Dataset excerpt
────────────────

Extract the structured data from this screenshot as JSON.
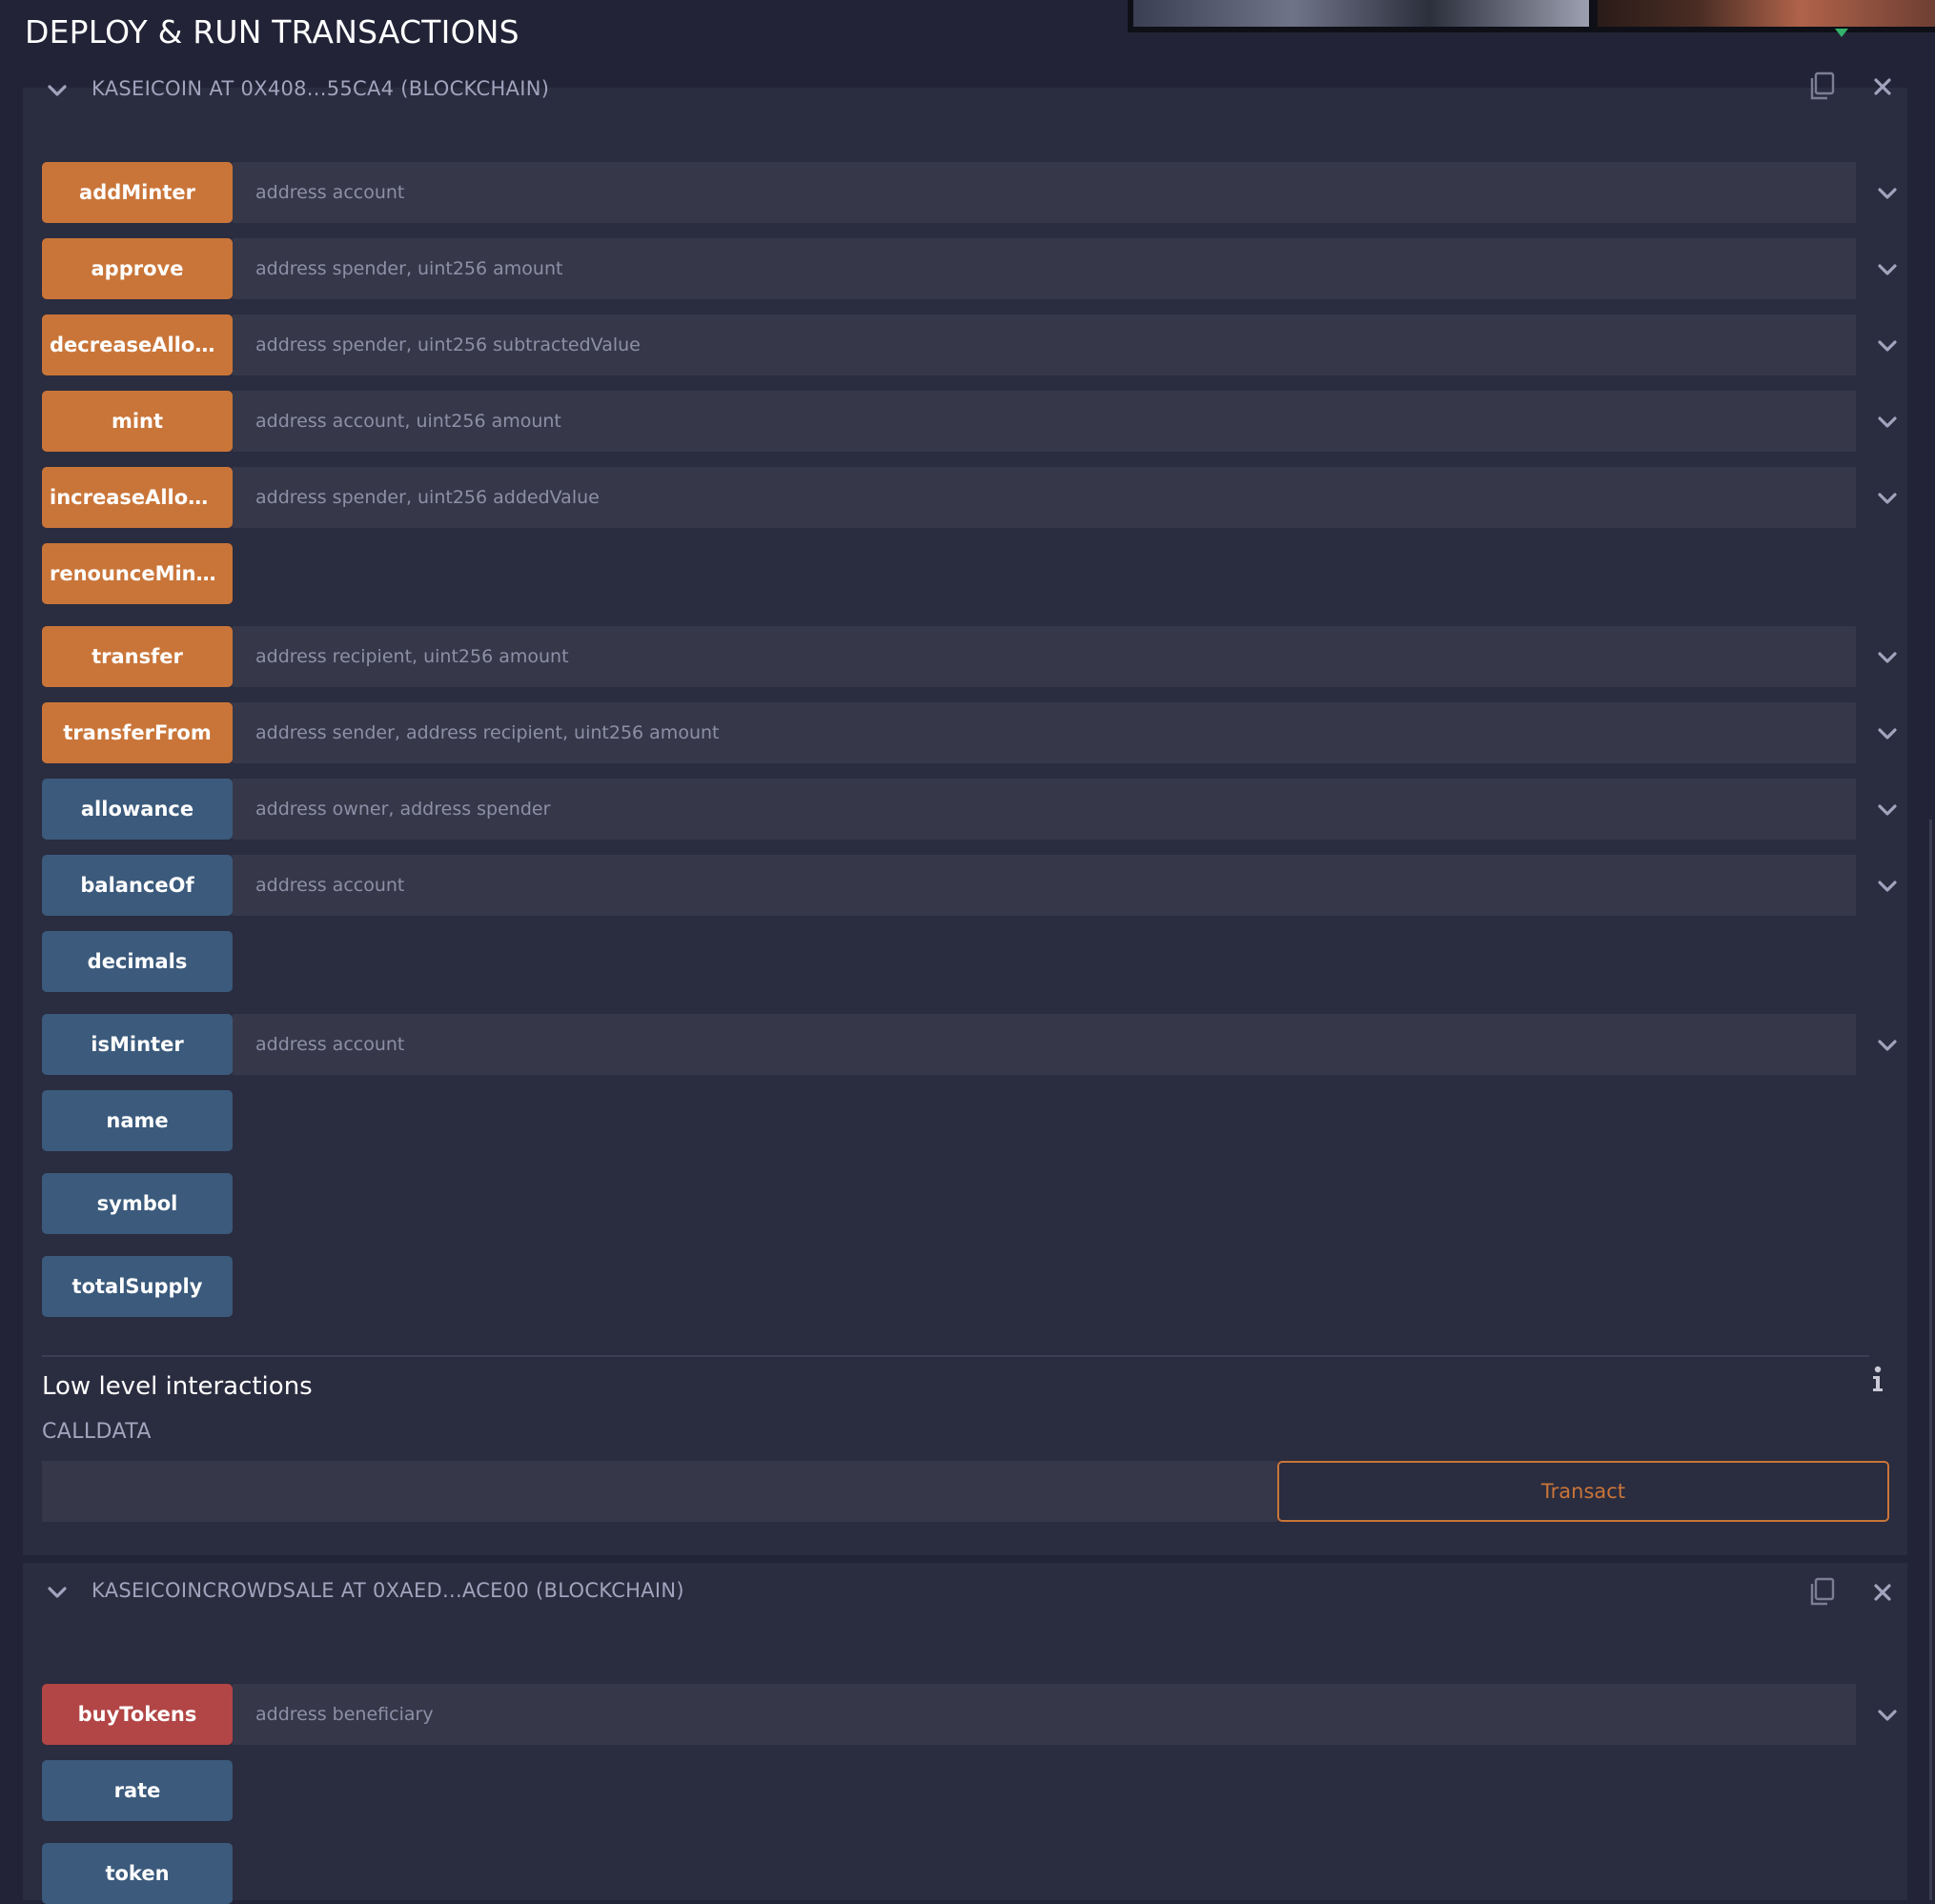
{
  "panel": {
    "title": "DEPLOY & RUN TRANSACTIONS"
  },
  "colors": {
    "background": "#222336",
    "instance_bg": "#2a2c3f",
    "transact_button": "#c97539",
    "call_button": "#3b5a7c",
    "payable_button": "#b24545",
    "input_bg": "#363849"
  },
  "instances": [
    {
      "title": "KASEICOIN AT 0X408...55CA4 (BLOCKCHAIN)",
      "functions": [
        {
          "label": "addMinter",
          "kind": "transact",
          "params": "address account"
        },
        {
          "label": "approve",
          "kind": "transact",
          "params": "address spender, uint256 amount"
        },
        {
          "label": "decreaseAllow...",
          "kind": "transact",
          "params": "address spender, uint256 subtractedValue"
        },
        {
          "label": "mint",
          "kind": "transact",
          "params": "address account, uint256 amount"
        },
        {
          "label": "increaseAllow...",
          "kind": "transact",
          "params": "address spender, uint256 addedValue"
        },
        {
          "label": "renounceMinter",
          "kind": "transact",
          "params": ""
        },
        {
          "label": "transfer",
          "kind": "transact",
          "params": "address recipient, uint256 amount"
        },
        {
          "label": "transferFrom",
          "kind": "transact",
          "params": "address sender, address recipient, uint256 amount"
        },
        {
          "label": "allowance",
          "kind": "call",
          "params": "address owner, address spender"
        },
        {
          "label": "balanceOf",
          "kind": "call",
          "params": "address account"
        },
        {
          "label": "decimals",
          "kind": "call",
          "params": ""
        },
        {
          "label": "isMinter",
          "kind": "call",
          "params": "address account"
        },
        {
          "label": "name",
          "kind": "call",
          "params": ""
        },
        {
          "label": "symbol",
          "kind": "call",
          "params": ""
        },
        {
          "label": "totalSupply",
          "kind": "call",
          "params": ""
        }
      ],
      "low_level": {
        "heading": "Low level interactions",
        "calldata_label": "CALLDATA",
        "calldata_value": "",
        "transact_label": "Transact"
      }
    },
    {
      "title": "KASEICOINCROWDSALE AT 0XAED...ACE00 (BLOCKCHAIN)",
      "functions": [
        {
          "label": "buyTokens",
          "kind": "payable",
          "params": "address beneficiary"
        },
        {
          "label": "rate",
          "kind": "call",
          "params": ""
        },
        {
          "label": "token",
          "kind": "call",
          "params": ""
        }
      ]
    }
  ],
  "icons": {
    "caret": "chevron-down-icon",
    "copy": "copy-icon",
    "close": "close-icon",
    "expand": "chevron-down-icon",
    "info": "info-icon"
  }
}
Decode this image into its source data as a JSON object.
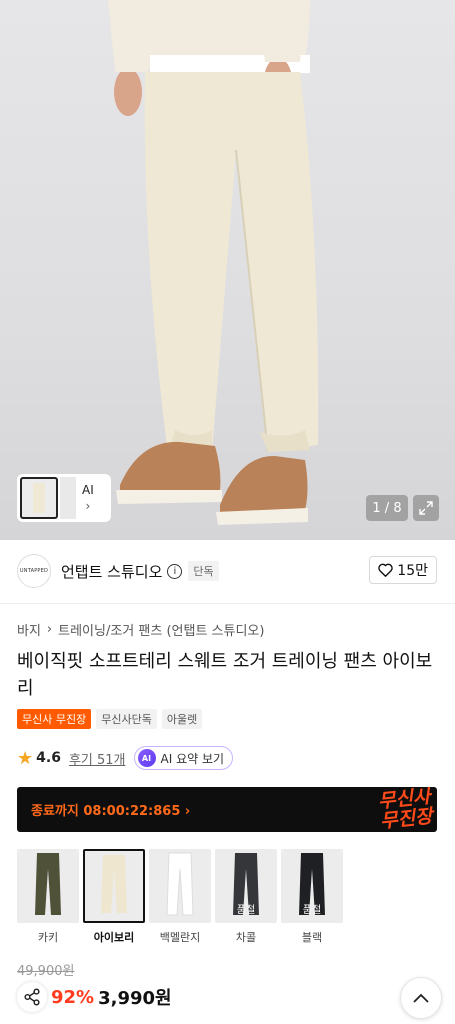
{
  "hero": {
    "thumb_ai_label": "AI",
    "counter": "1 / 8"
  },
  "brand": {
    "logo_text": "UNTAPPED",
    "name": "언탭트 스튜디오",
    "tag": "단독",
    "likes": "15만"
  },
  "product": {
    "breadcrumb": [
      "바지",
      "트레이닝/조거 팬츠 (언탭트 스튜디오)"
    ],
    "title": "베이직핏 소프트테리 스웨트 조거 트레이닝 팬츠 아이보리",
    "tags": [
      "무신사 무진장",
      "무신사단독",
      "아울렛"
    ],
    "rating": "4.6",
    "reviews": "후기 51개",
    "ai_summary": "AI 요약 보기",
    "ai_badge": "AI"
  },
  "banner": {
    "countdown": "종료까지 08:00:22:865 ›",
    "logo_line1": "무신사",
    "logo_line2": "무진장"
  },
  "options": [
    {
      "label": "카키",
      "color": "#4f5138",
      "sold": ""
    },
    {
      "label": "아이보리",
      "color": "#efe6cf",
      "sold": ""
    },
    {
      "label": "백멜란지",
      "color": "#f1f1f1",
      "sold": ""
    },
    {
      "label": "차콜",
      "color": "#35363a",
      "sold": "품절"
    },
    {
      "label": "블랙",
      "color": "#1f2023",
      "sold": "품절"
    }
  ],
  "price": {
    "original": "49,900원",
    "discount": "92%",
    "final": "3,990원"
  },
  "colors": {
    "accent": "#ff5a00",
    "pants": "#efe8d5"
  }
}
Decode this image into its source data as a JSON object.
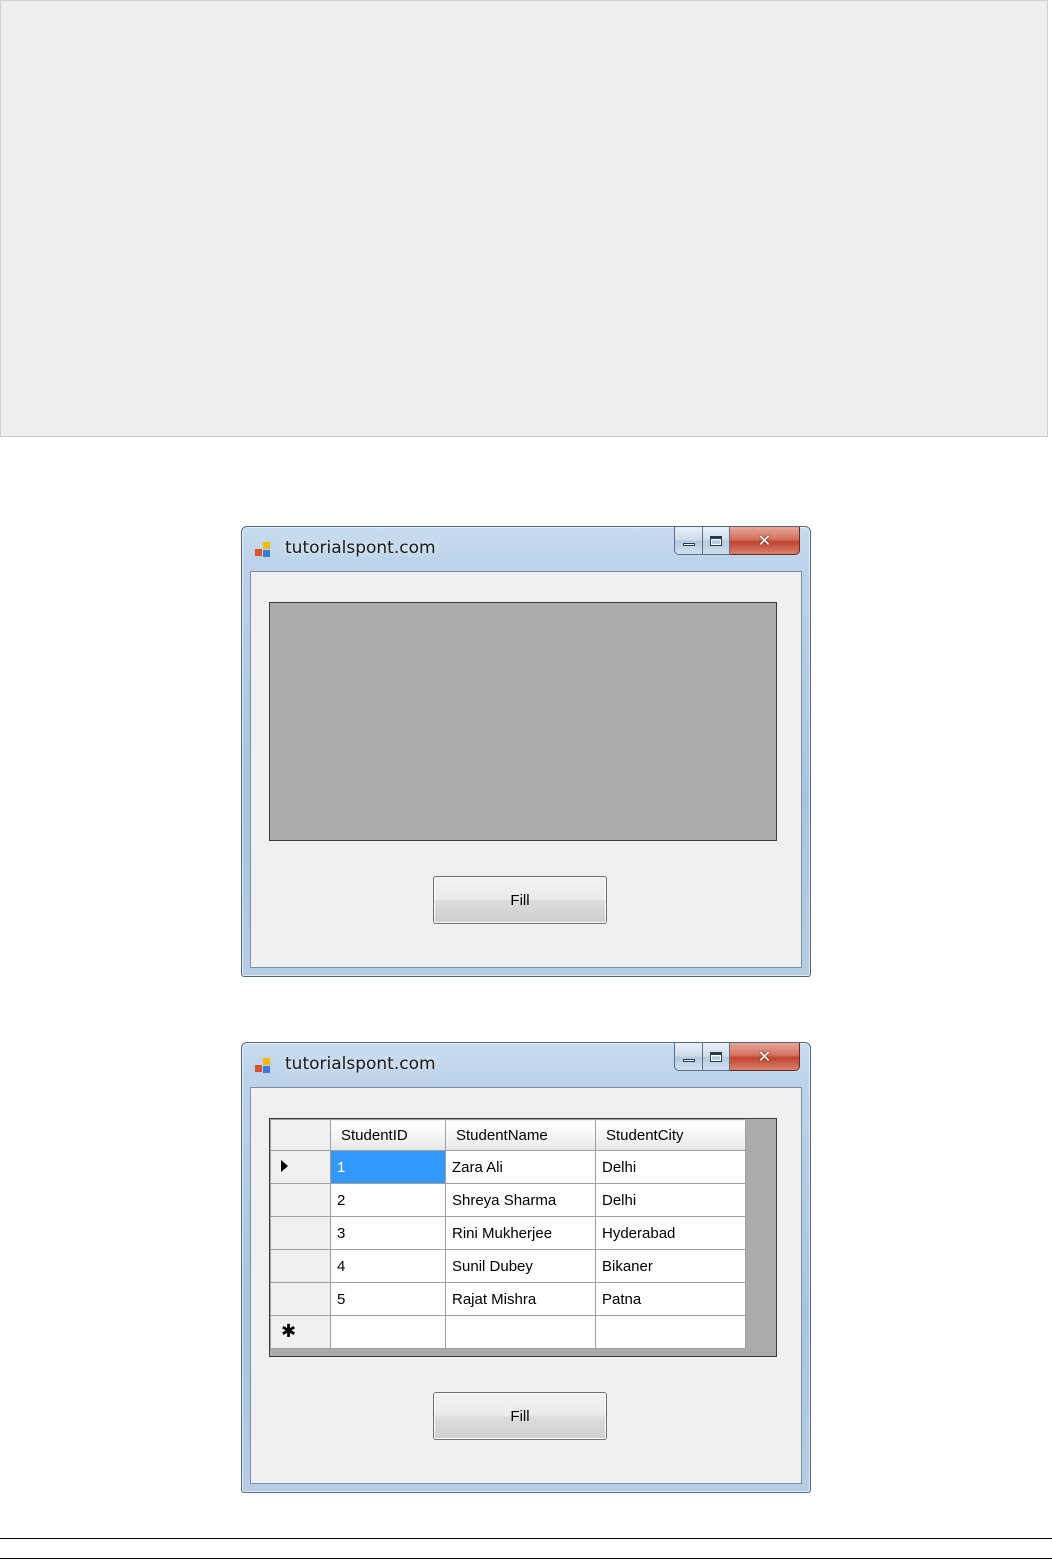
{
  "windows": [
    {
      "title": "tutorialspont.com",
      "fill_button": "Fill"
    },
    {
      "title": "tutorialspont.com",
      "fill_button": "Fill",
      "grid": {
        "columns": [
          "StudentID",
          "StudentName",
          "StudentCity"
        ],
        "rows": [
          [
            "1",
            "Zara Ali",
            "Delhi"
          ],
          [
            "2",
            "Shreya Sharma",
            "Delhi"
          ],
          [
            "3",
            "Rini Mukherjee",
            "Hyderabad"
          ],
          [
            "4",
            "Sunil Dubey",
            "Bikaner"
          ],
          [
            "5",
            "Rajat Mishra",
            "Patna"
          ]
        ]
      }
    }
  ],
  "icons": {
    "current_row": "row-pointer-icon",
    "new_row": "new-row-star-icon",
    "app": "form-app-icon",
    "close": "close-icon",
    "minimize": "minimize-icon",
    "maximize": "maximize-icon"
  },
  "colors": {
    "selection": "#3399ff",
    "grid_background": "#ababab",
    "client_background": "#f0f0f0",
    "close_button": "#c1452f"
  }
}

────────────────

WHAT TO DO: A faithful copy of the records above is needed, with the pictures left out.

THE ANSWER:
Extract the structured data from this screenshot as JSON.
{
  "panel": {
    "title": "DEPLOY & RUN TRANSACTIONS"
  },
  "colors": {
    "background": "#222336",
    "instance_bg": "#2a2c3f",
    "transact_button": "#c97539",
    "call_button": "#3b5a7c",
    "payable_button": "#b24545",
    "input_bg": "#363849"
  },
  "instances": [
    {
      "title": "KASEICOIN AT 0X408...55CA4 (BLOCKCHAIN)",
      "functions": [
        {
          "label": "addMinter",
          "kind": "transact",
          "params": "address account"
        },
        {
          "label": "approve",
          "kind": "transact",
          "params": "address spender, uint256 amount"
        },
        {
          "label": "decreaseAllow...",
          "kind": "transact",
          "params": "address spender, uint256 subtractedValue"
        },
        {
          "label": "mint",
          "kind": "transact",
          "params": "address account, uint256 amount"
        },
        {
          "label": "increaseAllow...",
          "kind": "transact",
          "params": "address spender, uint256 addedValue"
        },
        {
          "label": "renounceMinter",
          "kind": "transact",
          "params": ""
        },
        {
          "label": "transfer",
          "kind": "transact",
          "params": "address recipient, uint256 amount"
        },
        {
          "label": "transferFrom",
          "kind": "transact",
          "params": "address sender, address recipient, uint256 amount"
        },
        {
          "label": "allowance",
          "kind": "call",
          "params": "address owner, address spender"
        },
        {
          "label": "balanceOf",
          "kind": "call",
          "params": "address account"
        },
        {
          "label": "decimals",
          "kind": "call",
          "params": ""
        },
        {
          "label": "isMinter",
          "kind": "call",
          "params": "address account"
        },
        {
          "label": "name",
          "kind": "call",
          "params": ""
        },
        {
          "label": "symbol",
          "kind": "call",
          "params": ""
        },
        {
          "label": "totalSupply",
          "kind": "call",
          "params": ""
        }
      ],
      "low_level": {
        "heading": "Low level interactions",
        "calldata_label": "CALLDATA",
        "calldata_value": "",
        "transact_label": "Transact"
      }
    },
    {
      "title": "KASEICOINCROWDSALE AT 0XAED...ACE00 (BLOCKCHAIN)",
      "functions": [
        {
          "label": "buyTokens",
          "kind": "payable",
          "params": "address beneficiary"
        },
        {
          "label": "rate",
          "kind": "call",
          "params": ""
        },
        {
          "label": "token",
          "kind": "call",
          "params": ""
        }
      ]
    }
  ],
  "icons": {
    "caret": "chevron-down-icon",
    "copy": "copy-icon",
    "close": "close-icon",
    "expand": "chevron-down-icon",
    "info": "info-icon"
  }
}
Decode this image into its source data as a JSON object.
{
  "hero": {
    "thumb_ai_label": "AI",
    "counter": "1 / 8"
  },
  "brand": {
    "logo_text": "UNTAPPED",
    "name": "언탭트 스튜디오",
    "tag": "단독",
    "likes": "15만"
  },
  "product": {
    "breadcrumb": [
      "바지",
      "트레이닝/조거 팬츠 (언탭트 스튜디오)"
    ],
    "title": "베이직핏 소프트테리 스웨트 조거 트레이닝 팬츠 아이보리",
    "tags": [
      "무신사 무진장",
      "무신사단독",
      "아울렛"
    ],
    "rating": "4.6",
    "reviews": "후기 51개",
    "ai_summary": "AI 요약 보기",
    "ai_badge": "AI"
  },
  "banner": {
    "countdown": "종료까지 08:00:22:865 ›",
    "logo_line1": "무신사",
    "logo_line2": "무진장"
  },
  "options": [
    {
      "label": "카키",
      "color": "#4f5138",
      "sold": ""
    },
    {
      "label": "아이보리",
      "color": "#efe6cf",
      "sold": ""
    },
    {
      "label": "백멜란지",
      "color": "#f1f1f1",
      "sold": ""
    },
    {
      "label": "차콜",
      "color": "#35363a",
      "sold": "품절"
    },
    {
      "label": "블랙",
      "color": "#1f2023",
      "sold": "품절"
    }
  ],
  "price": {
    "original": "49,900원",
    "discount": "92%",
    "final": "3,990원"
  },
  "colors": {
    "accent": "#ff5a00",
    "pants": "#efe8d5"
  }
}
Decode this image into its source data as a JSON object.
{
  "windows": [
    {
      "title": "tutorialspont.com",
      "fill_button": "Fill"
    },
    {
      "title": "tutorialspont.com",
      "fill_button": "Fill",
      "grid": {
        "columns": [
          "StudentID",
          "StudentName",
          "StudentCity"
        ],
        "rows": [
          [
            "1",
            "Zara Ali",
            "Delhi"
          ],
          [
            "2",
            "Shreya Sharma",
            "Delhi"
          ],
          [
            "3",
            "Rini Mukherjee",
            "Hyderabad"
          ],
          [
            "4",
            "Sunil Dubey",
            "Bikaner"
          ],
          [
            "5",
            "Rajat Mishra",
            "Patna"
          ]
        ]
      }
    }
  ],
  "icons": {
    "current_row": "row-pointer-icon",
    "new_row": "new-row-star-icon",
    "app": "form-app-icon",
    "close": "close-icon",
    "minimize": "minimize-icon",
    "maximize": "maximize-icon"
  },
  "colors": {
    "selection": "#3399ff",
    "grid_background": "#ababab",
    "client_background": "#f0f0f0",
    "close_button": "#c1452f"
  }
}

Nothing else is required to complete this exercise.